● Task statement
Wherever the word "color" appears in a line, extract that line.

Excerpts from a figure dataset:
---
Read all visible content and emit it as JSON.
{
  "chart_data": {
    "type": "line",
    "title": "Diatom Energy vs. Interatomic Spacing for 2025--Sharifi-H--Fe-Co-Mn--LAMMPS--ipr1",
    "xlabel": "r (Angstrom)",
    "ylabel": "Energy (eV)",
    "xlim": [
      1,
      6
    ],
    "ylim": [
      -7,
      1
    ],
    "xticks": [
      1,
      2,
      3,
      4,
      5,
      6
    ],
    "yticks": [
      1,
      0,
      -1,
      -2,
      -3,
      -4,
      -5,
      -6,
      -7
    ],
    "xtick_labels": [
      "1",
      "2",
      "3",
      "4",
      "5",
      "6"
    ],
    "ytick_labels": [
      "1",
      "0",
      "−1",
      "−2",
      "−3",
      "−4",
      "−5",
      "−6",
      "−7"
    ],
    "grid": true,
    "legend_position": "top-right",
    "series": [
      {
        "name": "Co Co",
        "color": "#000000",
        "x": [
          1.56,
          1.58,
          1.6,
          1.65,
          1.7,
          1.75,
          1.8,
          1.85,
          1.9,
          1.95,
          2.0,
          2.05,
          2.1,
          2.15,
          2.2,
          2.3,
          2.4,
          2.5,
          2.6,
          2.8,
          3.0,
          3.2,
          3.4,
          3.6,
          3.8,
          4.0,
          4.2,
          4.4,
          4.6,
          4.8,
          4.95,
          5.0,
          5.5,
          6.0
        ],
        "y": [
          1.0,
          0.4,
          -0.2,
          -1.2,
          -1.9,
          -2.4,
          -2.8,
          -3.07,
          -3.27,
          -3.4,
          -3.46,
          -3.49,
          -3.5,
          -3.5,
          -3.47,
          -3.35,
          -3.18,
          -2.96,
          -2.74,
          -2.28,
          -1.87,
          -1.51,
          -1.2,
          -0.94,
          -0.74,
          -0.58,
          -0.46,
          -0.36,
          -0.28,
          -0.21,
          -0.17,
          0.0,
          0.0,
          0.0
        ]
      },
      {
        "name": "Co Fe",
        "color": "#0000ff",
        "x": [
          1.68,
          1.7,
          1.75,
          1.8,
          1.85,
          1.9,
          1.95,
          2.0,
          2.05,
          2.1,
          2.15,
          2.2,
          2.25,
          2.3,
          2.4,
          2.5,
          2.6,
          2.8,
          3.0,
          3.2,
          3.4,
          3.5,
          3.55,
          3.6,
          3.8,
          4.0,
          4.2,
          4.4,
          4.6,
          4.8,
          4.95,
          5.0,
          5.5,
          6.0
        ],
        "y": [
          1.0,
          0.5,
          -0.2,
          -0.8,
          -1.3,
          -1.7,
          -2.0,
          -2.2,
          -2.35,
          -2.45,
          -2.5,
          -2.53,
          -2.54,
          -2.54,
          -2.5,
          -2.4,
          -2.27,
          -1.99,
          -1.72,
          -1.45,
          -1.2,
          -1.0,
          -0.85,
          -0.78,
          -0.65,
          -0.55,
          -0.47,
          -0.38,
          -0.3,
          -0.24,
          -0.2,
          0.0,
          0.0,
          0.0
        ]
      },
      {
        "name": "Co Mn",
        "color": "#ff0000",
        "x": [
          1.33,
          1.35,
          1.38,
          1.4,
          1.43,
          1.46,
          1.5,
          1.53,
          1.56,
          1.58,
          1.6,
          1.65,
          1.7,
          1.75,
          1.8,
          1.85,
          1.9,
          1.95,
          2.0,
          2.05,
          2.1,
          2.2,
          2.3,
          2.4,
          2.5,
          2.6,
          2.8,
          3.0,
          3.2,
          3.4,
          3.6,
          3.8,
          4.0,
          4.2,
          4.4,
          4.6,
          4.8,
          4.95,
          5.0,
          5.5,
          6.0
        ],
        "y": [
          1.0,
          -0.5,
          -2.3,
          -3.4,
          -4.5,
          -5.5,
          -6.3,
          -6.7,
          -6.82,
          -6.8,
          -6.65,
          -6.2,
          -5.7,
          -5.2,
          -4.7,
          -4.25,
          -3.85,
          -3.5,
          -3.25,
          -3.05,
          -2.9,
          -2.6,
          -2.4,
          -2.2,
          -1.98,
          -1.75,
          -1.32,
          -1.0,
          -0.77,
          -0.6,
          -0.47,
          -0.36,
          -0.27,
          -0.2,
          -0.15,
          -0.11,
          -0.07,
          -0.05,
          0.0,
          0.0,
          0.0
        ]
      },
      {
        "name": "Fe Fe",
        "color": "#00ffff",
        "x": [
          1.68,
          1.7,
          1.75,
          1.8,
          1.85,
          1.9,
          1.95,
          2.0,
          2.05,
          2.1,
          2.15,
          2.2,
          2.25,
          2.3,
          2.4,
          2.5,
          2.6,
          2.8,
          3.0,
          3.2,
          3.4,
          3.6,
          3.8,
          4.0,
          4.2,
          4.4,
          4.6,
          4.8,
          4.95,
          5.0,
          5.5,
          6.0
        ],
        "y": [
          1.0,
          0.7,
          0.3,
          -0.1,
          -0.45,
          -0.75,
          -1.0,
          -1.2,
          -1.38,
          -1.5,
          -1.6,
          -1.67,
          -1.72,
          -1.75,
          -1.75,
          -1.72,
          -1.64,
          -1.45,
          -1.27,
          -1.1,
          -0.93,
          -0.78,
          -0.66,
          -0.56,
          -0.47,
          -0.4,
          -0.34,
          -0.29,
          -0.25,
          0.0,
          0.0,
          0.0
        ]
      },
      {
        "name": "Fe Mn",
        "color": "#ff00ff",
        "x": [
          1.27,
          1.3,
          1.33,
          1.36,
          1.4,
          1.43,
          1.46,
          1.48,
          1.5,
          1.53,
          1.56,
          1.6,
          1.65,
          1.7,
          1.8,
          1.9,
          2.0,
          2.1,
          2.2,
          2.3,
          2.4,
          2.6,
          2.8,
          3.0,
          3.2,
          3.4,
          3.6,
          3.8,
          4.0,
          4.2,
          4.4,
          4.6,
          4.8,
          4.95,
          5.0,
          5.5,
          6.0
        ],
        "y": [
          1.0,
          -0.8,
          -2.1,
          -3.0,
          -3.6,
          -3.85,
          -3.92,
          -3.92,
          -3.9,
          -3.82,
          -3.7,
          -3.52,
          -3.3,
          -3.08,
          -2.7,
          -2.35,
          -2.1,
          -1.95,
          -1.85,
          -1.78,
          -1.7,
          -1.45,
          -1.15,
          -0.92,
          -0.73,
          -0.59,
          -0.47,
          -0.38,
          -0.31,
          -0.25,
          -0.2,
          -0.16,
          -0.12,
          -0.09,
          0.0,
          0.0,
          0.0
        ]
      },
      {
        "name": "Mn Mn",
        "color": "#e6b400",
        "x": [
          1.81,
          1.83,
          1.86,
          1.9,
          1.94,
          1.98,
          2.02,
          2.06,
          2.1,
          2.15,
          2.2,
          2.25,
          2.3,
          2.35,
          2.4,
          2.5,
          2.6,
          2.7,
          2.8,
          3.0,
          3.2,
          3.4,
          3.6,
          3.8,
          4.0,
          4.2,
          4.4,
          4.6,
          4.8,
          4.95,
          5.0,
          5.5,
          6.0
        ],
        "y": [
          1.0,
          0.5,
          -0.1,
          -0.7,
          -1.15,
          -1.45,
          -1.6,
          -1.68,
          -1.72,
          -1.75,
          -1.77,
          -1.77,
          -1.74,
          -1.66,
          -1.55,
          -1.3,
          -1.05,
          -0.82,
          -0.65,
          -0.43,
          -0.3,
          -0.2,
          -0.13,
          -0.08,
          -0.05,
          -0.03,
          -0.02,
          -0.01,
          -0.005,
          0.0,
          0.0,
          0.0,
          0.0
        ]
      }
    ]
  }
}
---
● Exercise result
        "color": "#000000",
        "color": "#0000ff",
        "color": "#ff0000",
        "color": "#00ffff",
        "color": "#ff00ff",
        "color": "#e6b400",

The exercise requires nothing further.